Records from a collection of figures:

:::::

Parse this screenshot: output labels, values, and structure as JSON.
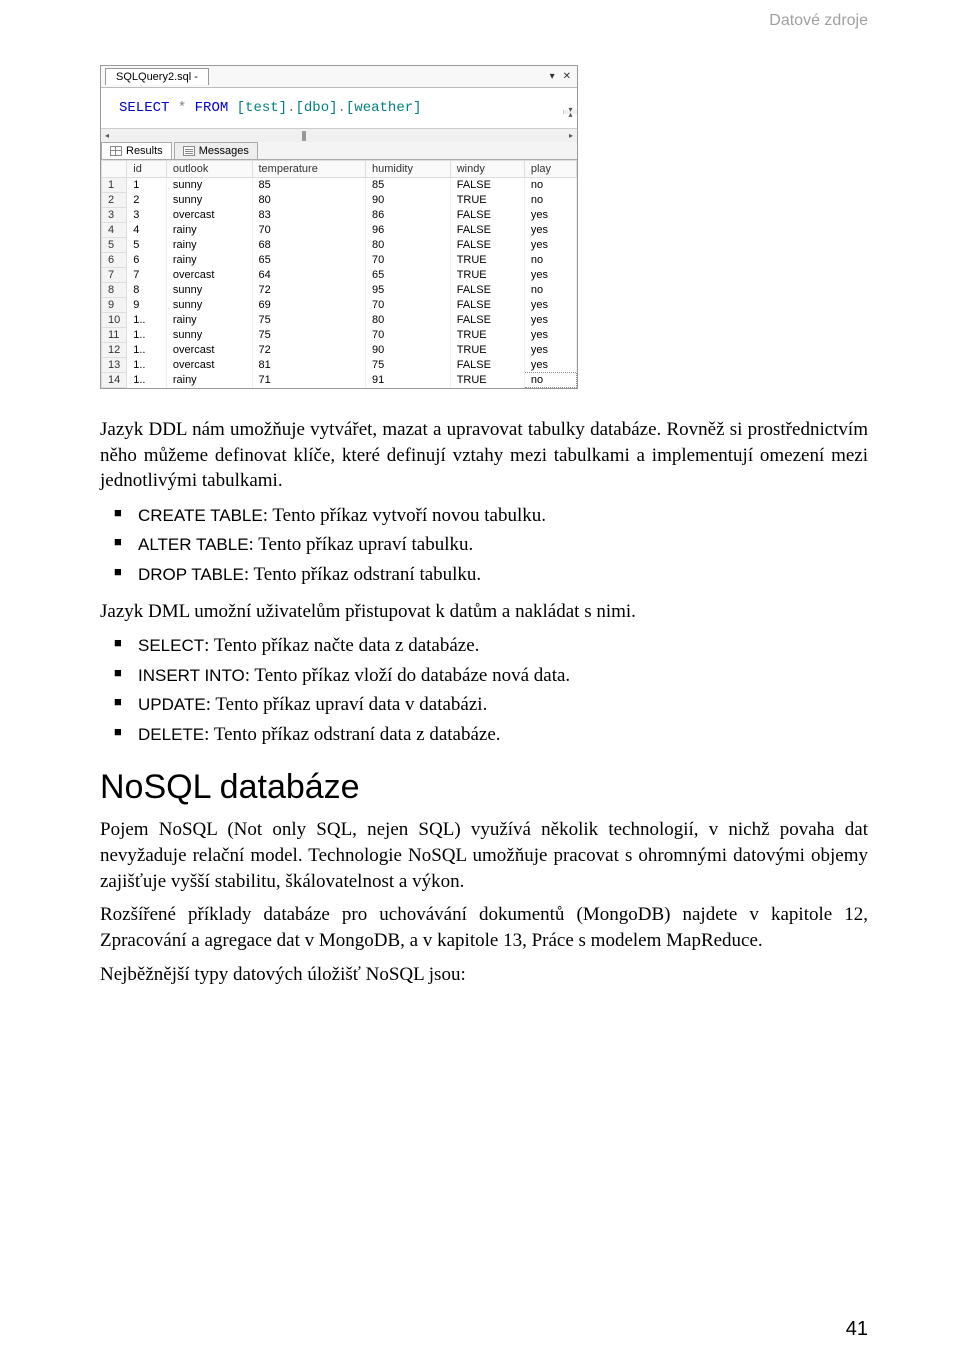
{
  "header": {
    "right": "Datové zdroje"
  },
  "sql": {
    "tab_title": "SQLQuery2.sql -",
    "code_html": "SELECT * FROM [test].[dbo].[weather]",
    "results_tab": "Results",
    "messages_tab": "Messages",
    "columns": [
      "",
      "id",
      "outlook",
      "temperature",
      "humidity",
      "windy",
      "play"
    ],
    "rows": [
      [
        "1",
        "1",
        "sunny",
        "85",
        "85",
        "FALSE",
        "no"
      ],
      [
        "2",
        "2",
        "sunny",
        "80",
        "90",
        "TRUE",
        "no"
      ],
      [
        "3",
        "3",
        "overcast",
        "83",
        "86",
        "FALSE",
        "yes"
      ],
      [
        "4",
        "4",
        "rainy",
        "70",
        "96",
        "FALSE",
        "yes"
      ],
      [
        "5",
        "5",
        "rainy",
        "68",
        "80",
        "FALSE",
        "yes"
      ],
      [
        "6",
        "6",
        "rainy",
        "65",
        "70",
        "TRUE",
        "no"
      ],
      [
        "7",
        "7",
        "overcast",
        "64",
        "65",
        "TRUE",
        "yes"
      ],
      [
        "8",
        "8",
        "sunny",
        "72",
        "95",
        "FALSE",
        "no"
      ],
      [
        "9",
        "9",
        "sunny",
        "69",
        "70",
        "FALSE",
        "yes"
      ],
      [
        "10",
        "1..",
        "rainy",
        "75",
        "80",
        "FALSE",
        "yes"
      ],
      [
        "11",
        "1..",
        "sunny",
        "75",
        "70",
        "TRUE",
        "yes"
      ],
      [
        "12",
        "1..",
        "overcast",
        "72",
        "90",
        "TRUE",
        "yes"
      ],
      [
        "13",
        "1..",
        "overcast",
        "81",
        "75",
        "FALSE",
        "yes"
      ],
      [
        "14",
        "1..",
        "rainy",
        "71",
        "91",
        "TRUE",
        "no"
      ]
    ]
  },
  "para1": "Jazyk DDL nám umožňuje vytvářet, mazat a upravovat tabulky databáze. Rovněž si prostřednictvím něho můžeme definovat klíče, které definují vztahy mezi tabulkami a implementují omezení mezi jednotlivými tabulkami.",
  "ddl": [
    {
      "cmd": "CREATE TABLE",
      "desc": ": Tento příkaz vytvoří novou tabulku."
    },
    {
      "cmd": "ALTER TABLE",
      "desc": ": Tento příkaz upraví tabulku."
    },
    {
      "cmd": "DROP TABLE",
      "desc": ": Tento příkaz odstraní tabulku."
    }
  ],
  "para2": "Jazyk DML umožní uživatelům přistupovat k datům a nakládat s nimi.",
  "dml": [
    {
      "cmd": "SELECT",
      "desc": ": Tento příkaz načte data z databáze."
    },
    {
      "cmd": "INSERT INTO",
      "desc": ": Tento příkaz vloží do databáze nová data."
    },
    {
      "cmd": "UPDATE",
      "desc": ": Tento příkaz upraví data v databázi."
    },
    {
      "cmd": "DELETE",
      "desc": ": Tento příkaz odstraní data z databáze."
    }
  ],
  "h2": "NoSQL databáze",
  "para3": "Pojem NoSQL (Not only SQL, nejen SQL) využívá několik technologií, v nichž povaha dat nevyžaduje relační model. Technologie NoSQL umožňuje pracovat s ohromnými datovými objemy zajišťuje vyšší stabilitu, škálovatelnost a výkon.",
  "para4": "Rozšířené příklady databáze pro uchovávání dokumentů (MongoDB) najdete v kapitole 12, Zpracování a agregace dat v MongoDB, a v kapitole 13, Práce s modelem MapReduce.",
  "para5": "Nejběžnější typy datových úložišť NoSQL jsou:",
  "pagenum": "41"
}
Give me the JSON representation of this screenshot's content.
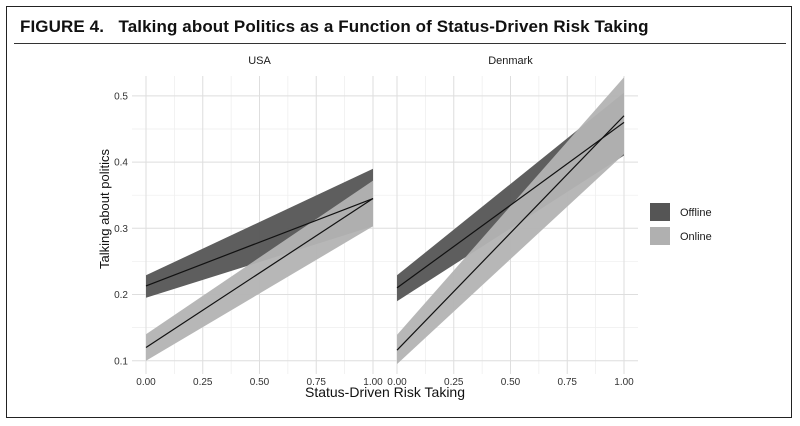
{
  "figure": {
    "label": "FIGURE 4.",
    "title": "Talking about Politics as a Function of Status-Driven Risk Taking"
  },
  "chart_data": {
    "type": "line",
    "xlabel": "Status-Driven Risk Taking",
    "ylabel": "Talking about politics",
    "xlim": [
      0,
      1
    ],
    "ylim": [
      0.08,
      0.53
    ],
    "xticks": [
      "0.00",
      "0.25",
      "0.50",
      "0.75",
      "1.00"
    ],
    "yticks": [
      "0.1",
      "0.2",
      "0.3",
      "0.4",
      "0.5"
    ],
    "grid": true,
    "legend_position": "right",
    "legend": [
      {
        "name": "Offline",
        "color": "#555555"
      },
      {
        "name": "Online",
        "color": "#b0b0b0"
      }
    ],
    "panels": [
      {
        "name": "USA",
        "series": [
          {
            "name": "Offline",
            "x": [
              0,
              1
            ],
            "y": [
              0.213,
              0.345
            ],
            "lower": [
              0.195,
              0.303
            ],
            "upper": [
              0.229,
              0.39
            ]
          },
          {
            "name": "Online",
            "x": [
              0,
              1
            ],
            "y": [
              0.12,
              0.345
            ],
            "lower": [
              0.1,
              0.303
            ],
            "upper": [
              0.14,
              0.372
            ]
          }
        ]
      },
      {
        "name": "Denmark",
        "series": [
          {
            "name": "Offline",
            "x": [
              0,
              1
            ],
            "y": [
              0.21,
              0.46
            ],
            "lower": [
              0.19,
              0.41
            ],
            "upper": [
              0.229,
              0.505
            ]
          },
          {
            "name": "Online",
            "x": [
              0,
              1
            ],
            "y": [
              0.116,
              0.47
            ],
            "lower": [
              0.095,
              0.412
            ],
            "upper": [
              0.139,
              0.528
            ]
          }
        ]
      }
    ]
  }
}
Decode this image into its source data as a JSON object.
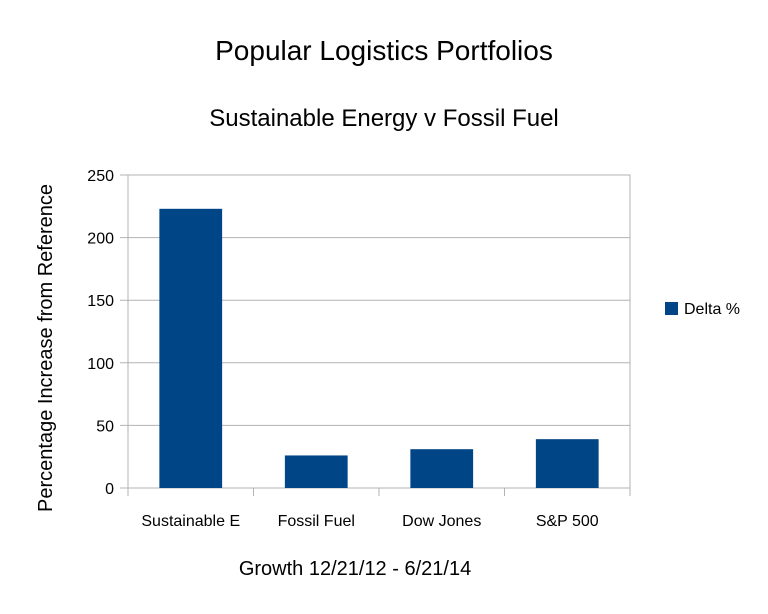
{
  "chart_data": {
    "type": "bar",
    "title": "Popular Logistics Portfolios",
    "subtitle": "Sustainable Energy v Fossil Fuel",
    "xlabel": "Growth 12/21/12 - 6/21/14",
    "ylabel": "Percentage Increase from Reference",
    "categories": [
      "Sustainable E",
      "Fossil Fuel",
      "Dow Jones",
      "S&P 500"
    ],
    "series": [
      {
        "name": "Delta %",
        "values": [
          223,
          26,
          31,
          39
        ],
        "color": "#004586"
      }
    ],
    "ylim": [
      0,
      250
    ],
    "yticks": [
      0,
      50,
      100,
      150,
      200,
      250
    ],
    "ytick_labels": [
      "0",
      "50",
      "100",
      "150",
      "200",
      "250"
    ],
    "grid": true,
    "legend_position": "right"
  }
}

:::::

*SHORT EXERCISE:*
In the lines above, find each one with "xlabel" and list it.

*ANSWER:*
    "xlabel": "Status-Driven Risk Taking",
    "xlabel": "Growth 12/21/12 - 6/21/14",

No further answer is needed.